** BEGIN **
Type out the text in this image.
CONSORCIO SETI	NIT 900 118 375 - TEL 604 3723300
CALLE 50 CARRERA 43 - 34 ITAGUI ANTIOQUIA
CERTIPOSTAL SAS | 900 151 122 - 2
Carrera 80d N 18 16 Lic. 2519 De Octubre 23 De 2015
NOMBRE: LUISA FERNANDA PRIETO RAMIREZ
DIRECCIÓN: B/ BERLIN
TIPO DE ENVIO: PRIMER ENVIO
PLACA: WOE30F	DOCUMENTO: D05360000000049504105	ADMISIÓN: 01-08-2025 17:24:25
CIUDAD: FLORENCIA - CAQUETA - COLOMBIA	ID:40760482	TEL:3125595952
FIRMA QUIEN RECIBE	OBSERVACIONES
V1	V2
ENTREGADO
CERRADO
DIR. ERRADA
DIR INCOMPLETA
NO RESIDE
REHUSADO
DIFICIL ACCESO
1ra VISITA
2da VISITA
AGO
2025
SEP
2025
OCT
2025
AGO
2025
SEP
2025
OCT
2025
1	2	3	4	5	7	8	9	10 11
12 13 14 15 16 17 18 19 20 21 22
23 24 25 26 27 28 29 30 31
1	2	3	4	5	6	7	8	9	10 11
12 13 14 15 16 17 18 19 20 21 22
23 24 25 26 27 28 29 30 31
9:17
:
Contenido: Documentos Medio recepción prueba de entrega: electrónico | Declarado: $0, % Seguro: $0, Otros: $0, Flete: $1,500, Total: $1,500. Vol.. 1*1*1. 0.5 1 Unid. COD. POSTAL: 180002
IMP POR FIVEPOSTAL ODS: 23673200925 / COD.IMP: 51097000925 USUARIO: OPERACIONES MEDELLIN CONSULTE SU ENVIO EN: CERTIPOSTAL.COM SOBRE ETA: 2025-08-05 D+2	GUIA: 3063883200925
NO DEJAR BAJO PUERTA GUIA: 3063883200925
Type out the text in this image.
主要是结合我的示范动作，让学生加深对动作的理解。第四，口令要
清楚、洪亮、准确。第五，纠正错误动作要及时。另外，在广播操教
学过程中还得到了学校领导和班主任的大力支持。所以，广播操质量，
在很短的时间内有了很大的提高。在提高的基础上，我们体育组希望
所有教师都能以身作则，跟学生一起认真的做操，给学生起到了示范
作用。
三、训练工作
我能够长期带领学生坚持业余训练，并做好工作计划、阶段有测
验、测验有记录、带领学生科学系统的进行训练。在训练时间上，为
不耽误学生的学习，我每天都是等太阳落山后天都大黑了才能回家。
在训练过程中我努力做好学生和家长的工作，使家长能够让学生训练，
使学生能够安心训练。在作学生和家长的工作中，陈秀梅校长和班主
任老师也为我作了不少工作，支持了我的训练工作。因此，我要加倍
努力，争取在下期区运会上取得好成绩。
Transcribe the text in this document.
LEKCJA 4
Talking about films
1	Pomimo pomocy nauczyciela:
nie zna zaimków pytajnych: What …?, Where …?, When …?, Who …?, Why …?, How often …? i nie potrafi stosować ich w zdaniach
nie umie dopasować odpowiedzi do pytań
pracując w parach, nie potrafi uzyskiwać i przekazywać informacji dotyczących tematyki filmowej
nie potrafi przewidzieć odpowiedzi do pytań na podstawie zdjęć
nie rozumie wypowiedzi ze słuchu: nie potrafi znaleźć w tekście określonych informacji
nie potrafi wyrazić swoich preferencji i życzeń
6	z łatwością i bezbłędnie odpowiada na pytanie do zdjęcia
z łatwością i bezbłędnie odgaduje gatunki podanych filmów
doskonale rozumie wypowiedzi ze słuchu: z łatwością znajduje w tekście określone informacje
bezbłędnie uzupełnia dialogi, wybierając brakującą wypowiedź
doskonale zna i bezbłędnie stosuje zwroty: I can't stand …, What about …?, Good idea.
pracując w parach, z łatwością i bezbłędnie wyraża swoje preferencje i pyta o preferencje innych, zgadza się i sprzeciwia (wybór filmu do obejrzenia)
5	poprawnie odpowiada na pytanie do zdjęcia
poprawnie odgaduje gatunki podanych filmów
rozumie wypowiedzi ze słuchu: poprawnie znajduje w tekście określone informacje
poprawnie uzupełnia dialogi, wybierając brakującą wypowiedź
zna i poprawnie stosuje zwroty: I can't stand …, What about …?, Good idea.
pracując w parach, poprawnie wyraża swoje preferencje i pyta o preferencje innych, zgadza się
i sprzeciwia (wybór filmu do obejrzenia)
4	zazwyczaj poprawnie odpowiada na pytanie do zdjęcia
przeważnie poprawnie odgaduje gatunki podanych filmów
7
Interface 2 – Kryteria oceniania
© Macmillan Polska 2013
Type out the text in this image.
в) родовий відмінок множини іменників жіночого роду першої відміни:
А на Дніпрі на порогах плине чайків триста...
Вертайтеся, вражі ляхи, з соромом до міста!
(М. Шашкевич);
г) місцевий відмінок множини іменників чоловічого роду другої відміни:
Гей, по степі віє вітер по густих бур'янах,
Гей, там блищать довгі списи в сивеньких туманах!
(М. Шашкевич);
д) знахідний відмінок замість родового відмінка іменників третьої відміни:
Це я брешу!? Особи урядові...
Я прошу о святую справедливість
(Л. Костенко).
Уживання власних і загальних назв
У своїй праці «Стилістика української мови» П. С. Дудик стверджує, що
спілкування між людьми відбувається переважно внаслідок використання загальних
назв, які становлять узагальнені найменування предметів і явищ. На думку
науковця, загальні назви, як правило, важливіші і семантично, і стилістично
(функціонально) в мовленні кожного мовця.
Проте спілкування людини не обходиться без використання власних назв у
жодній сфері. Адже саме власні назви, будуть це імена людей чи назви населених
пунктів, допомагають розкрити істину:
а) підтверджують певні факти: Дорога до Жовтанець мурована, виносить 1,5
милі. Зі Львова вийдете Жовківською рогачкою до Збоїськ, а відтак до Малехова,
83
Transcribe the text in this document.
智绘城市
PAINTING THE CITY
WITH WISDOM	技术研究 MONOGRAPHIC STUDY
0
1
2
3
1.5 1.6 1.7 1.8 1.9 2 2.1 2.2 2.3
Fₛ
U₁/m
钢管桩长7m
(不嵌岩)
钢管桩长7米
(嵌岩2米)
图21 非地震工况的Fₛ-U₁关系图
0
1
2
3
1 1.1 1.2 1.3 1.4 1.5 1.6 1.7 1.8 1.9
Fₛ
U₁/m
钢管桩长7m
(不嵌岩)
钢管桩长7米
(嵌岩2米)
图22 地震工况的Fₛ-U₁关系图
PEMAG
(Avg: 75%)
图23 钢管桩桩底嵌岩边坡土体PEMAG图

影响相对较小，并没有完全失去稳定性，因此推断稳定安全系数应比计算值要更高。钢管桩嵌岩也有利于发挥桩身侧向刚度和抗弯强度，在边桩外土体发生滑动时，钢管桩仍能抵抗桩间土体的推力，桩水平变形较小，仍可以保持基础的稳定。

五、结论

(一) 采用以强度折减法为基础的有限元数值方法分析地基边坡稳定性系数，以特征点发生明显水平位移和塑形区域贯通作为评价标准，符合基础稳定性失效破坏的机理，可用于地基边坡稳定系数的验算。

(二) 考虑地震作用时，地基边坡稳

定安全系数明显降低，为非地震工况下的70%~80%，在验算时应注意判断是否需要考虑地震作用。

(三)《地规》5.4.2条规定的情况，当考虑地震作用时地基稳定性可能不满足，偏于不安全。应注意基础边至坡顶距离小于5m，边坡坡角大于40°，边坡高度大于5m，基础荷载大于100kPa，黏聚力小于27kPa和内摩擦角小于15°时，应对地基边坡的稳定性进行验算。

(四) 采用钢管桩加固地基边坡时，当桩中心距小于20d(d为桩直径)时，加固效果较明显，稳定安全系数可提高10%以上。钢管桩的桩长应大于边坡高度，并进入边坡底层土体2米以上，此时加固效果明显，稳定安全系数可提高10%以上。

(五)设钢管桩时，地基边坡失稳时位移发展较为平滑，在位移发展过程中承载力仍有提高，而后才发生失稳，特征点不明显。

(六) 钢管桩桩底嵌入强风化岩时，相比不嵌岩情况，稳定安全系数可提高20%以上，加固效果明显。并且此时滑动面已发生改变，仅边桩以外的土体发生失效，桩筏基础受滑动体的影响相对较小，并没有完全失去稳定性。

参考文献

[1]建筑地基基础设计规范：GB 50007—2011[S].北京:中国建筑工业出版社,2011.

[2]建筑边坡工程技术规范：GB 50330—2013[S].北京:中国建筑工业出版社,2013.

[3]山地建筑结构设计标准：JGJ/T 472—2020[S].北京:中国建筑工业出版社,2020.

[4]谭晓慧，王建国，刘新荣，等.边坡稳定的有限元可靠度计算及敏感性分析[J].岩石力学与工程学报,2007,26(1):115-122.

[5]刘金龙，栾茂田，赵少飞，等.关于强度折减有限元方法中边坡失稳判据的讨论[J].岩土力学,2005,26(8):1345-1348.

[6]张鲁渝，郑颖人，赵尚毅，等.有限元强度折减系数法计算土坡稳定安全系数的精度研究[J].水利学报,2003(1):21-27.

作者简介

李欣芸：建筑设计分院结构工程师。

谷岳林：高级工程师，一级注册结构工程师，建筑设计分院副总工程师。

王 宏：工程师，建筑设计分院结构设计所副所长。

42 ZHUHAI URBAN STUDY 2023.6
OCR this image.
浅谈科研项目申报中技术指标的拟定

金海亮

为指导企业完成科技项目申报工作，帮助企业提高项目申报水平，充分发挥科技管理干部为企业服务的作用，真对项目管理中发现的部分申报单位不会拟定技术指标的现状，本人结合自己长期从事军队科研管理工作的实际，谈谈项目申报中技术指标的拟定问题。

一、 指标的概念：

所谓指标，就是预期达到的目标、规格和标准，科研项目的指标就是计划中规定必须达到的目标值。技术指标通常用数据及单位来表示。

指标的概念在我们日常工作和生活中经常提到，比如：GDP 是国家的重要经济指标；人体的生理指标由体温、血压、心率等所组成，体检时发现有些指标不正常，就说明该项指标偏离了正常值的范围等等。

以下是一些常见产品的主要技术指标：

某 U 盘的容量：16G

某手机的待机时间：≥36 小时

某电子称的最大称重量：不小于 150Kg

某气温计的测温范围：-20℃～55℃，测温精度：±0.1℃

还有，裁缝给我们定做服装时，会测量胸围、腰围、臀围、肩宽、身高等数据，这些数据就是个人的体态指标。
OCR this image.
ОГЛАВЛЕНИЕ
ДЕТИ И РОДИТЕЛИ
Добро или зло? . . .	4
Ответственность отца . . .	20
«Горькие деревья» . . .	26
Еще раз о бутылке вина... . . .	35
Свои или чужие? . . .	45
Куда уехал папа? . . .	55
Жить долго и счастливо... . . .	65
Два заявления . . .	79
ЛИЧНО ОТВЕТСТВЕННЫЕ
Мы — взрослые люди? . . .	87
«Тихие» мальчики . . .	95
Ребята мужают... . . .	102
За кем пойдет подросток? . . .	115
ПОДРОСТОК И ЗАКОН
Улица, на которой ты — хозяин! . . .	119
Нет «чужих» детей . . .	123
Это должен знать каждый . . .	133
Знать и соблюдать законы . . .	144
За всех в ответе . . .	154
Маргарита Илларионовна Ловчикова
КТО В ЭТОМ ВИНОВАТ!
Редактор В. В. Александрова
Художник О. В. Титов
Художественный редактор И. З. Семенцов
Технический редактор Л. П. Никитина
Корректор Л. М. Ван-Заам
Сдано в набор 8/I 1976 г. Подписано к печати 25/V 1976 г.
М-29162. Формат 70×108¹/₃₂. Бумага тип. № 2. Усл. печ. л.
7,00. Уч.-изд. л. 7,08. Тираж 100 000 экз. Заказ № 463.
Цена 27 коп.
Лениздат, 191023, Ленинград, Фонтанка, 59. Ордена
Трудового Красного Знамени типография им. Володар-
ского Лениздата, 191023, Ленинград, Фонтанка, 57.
** END **
Reproduce every line from the entries that holds the word "łatwością".

Solution to this exercise:
6	z łatwością i bezbłędnie odpowiada na pytanie do zdjęcia
z łatwością i bezbłędnie odgaduje gatunki podanych filmów
doskonale rozumie wypowiedzi ze słuchu: z łatwością znajduje w tekście określone informacje
pracując w parach, z łatwością i bezbłędnie wyraża swoje preferencje i pyta o preferencje innych, zgadza się i sprzeciwia (wybór filmu do obejrzenia)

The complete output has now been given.